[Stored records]
__________________________________________________

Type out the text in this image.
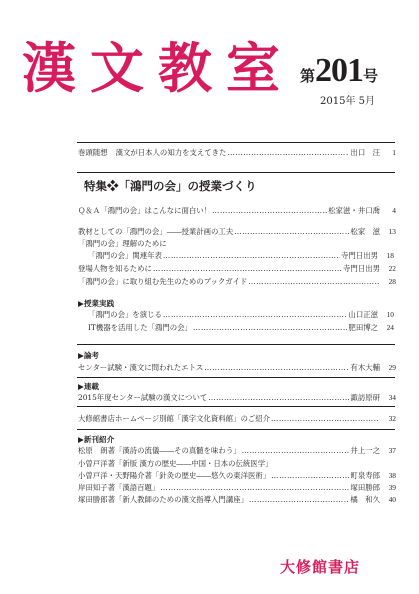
漢文教室 第201号
2015年 5月
巻頭随想 漢文が日本人の知力を支えてきた …………………………………………………………………………………………………………	出口　汪	1
特集❖「鴻門の会」の授業づくり
Ｑ＆Ａ「鴻門の会」はこんなに面白い！ …………………………………………………………………………………………………………	松家滋・井口喬	4
教材としての「鴻門の会」――授業計画の工夫 …………………………………………………………………………………………………………	松家　滋	13
「鴻門の会」理解のために
「鴻門の会」関連年表 …………………………………………………………………………………………………………	寺門日出男	18
登場人物を知るために …………………………………………………………………………………………………………	寺門日出男	22
「鴻門の会」に取り組む先生のためのブックガイド …………………………………………………………………………………………………………	28
▶授業実践
「鴻門の会」を演じる …………………………………………………………………………………………………………	山口正滋	10
IT機器を活用した「鴻門の会」 …………………………………………………………………………………………………………	肥田博之	24
▶論考
センター試験・漢文に問われたエトス …………………………………………………………………………………………………………	有木大輔	29
▶連載
2015年度センター試験の漢文について …………………………………………………………………………………………………………	諏訪原研	34
大修館書店ホームページ別館「漢字文化資料館」のご紹介 …………………………………………………………………………………………………………	32
▶新刊紹介
松原　朗著「漢詩の流儀――その真髄を味わう」 …………………………………………………………………………………………………………	井上一之	37
小曽戸洋著「新版 漢方の歴史――中国・日本の伝統医学」
小曽戸洋・天野陽介著「針灸の歴史――悠久の東洋医術」 …………………………………………………………………………………………………………	町泉寿郎	38
岸田知子著「漢語百題」 …………………………………………………………………………………………………………	塚田勝郎	39
塚田勝郎著「新人教師のための漢文指導入門講座」 …………………………………………………………………………………………………………	橘　和久	40
大修館書店
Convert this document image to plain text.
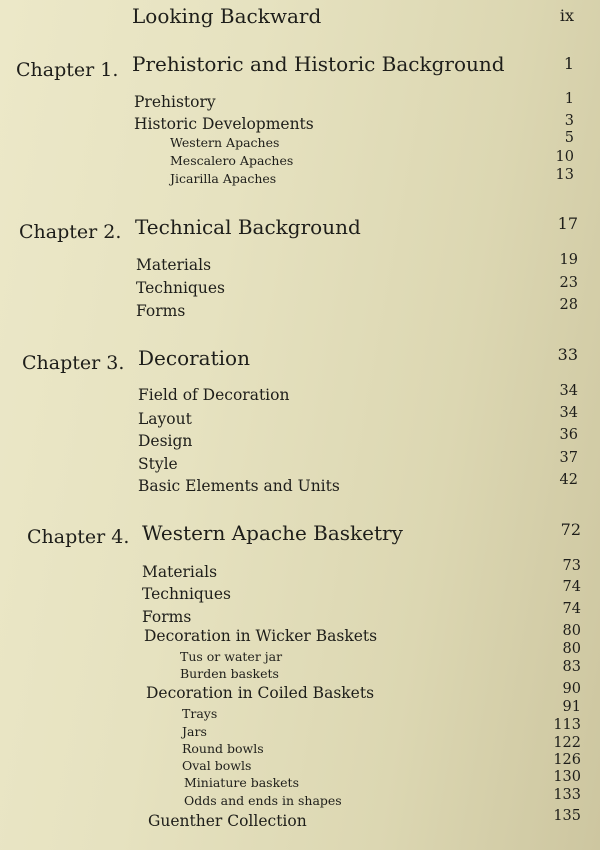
Looking Backward	ix
Chapter 1. Prehistoric and Historic Background	1
Prehistory	1
Historic Developments	3
Western Apaches	5
Mescalero Apaches	10
Jicarilla Apaches	13
Chapter 2. Technical Background	17
Materials	19
Techniques	23
Forms	28
Chapter 3. Decoration	33
Field of Decoration	34
Layout	34
Design	36
Style	37
Basic Elements and Units	42
Chapter 4. Western Apache Basketry	72
Materials	73
Techniques	74
Forms	74
Decoration in Wicker Baskets	80
Tus or water jar	80
Burden baskets	83
Decoration in Coiled Baskets	90
Trays	91
Jars	113
Round bowls	122
Oval bowls	126
Miniature baskets	130
Odds and ends in shapes	133
Guenther Collection	135
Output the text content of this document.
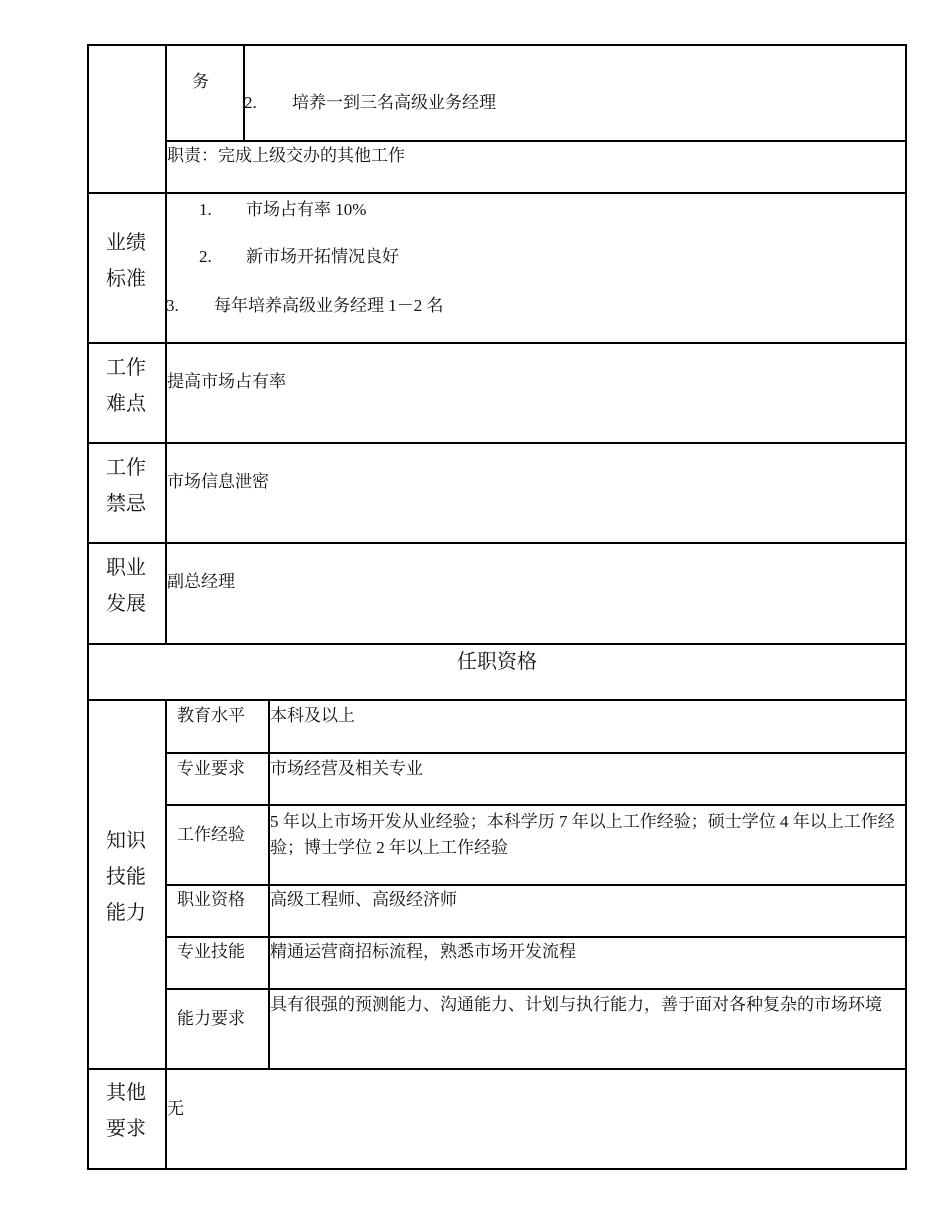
务
2. 培养一到三名高级业务经理
职责：完成上级交办的其他工作
业绩
标准
1. 市场占有率 10%
2. 新市场开拓情况良好
3. 每年培养高级业务经理 1－2 名
工作
难点
提高市场占有率
工作
禁忌
市场信息泄密
职业
发展
副总经理
任职资格
知识
技能
能力
教育水平 本科及以上
专业要求 市场经营及相关专业
工作经验
5 年以上市场开发从业经验；本科学历 7 年以上工作经验；硕士学位 4 年以上工作经验；博士学位 2 年以上工作经验
职业资格 高级工程师、高级经济师
专业技能 精通运营商招标流程，熟悉市场开发流程
能力要求
具有很强的预测能力、沟通能力、计划与执行能力，善于面对各种复杂的市场环境
其他
要求
无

__________________________________________________

» Problem requirements:
Each line with the string "Apaches" in it needs to be found and copied.

» Solution for this task:
Western Apaches	5
Mescalero Apaches	10
Jicarilla Apaches	13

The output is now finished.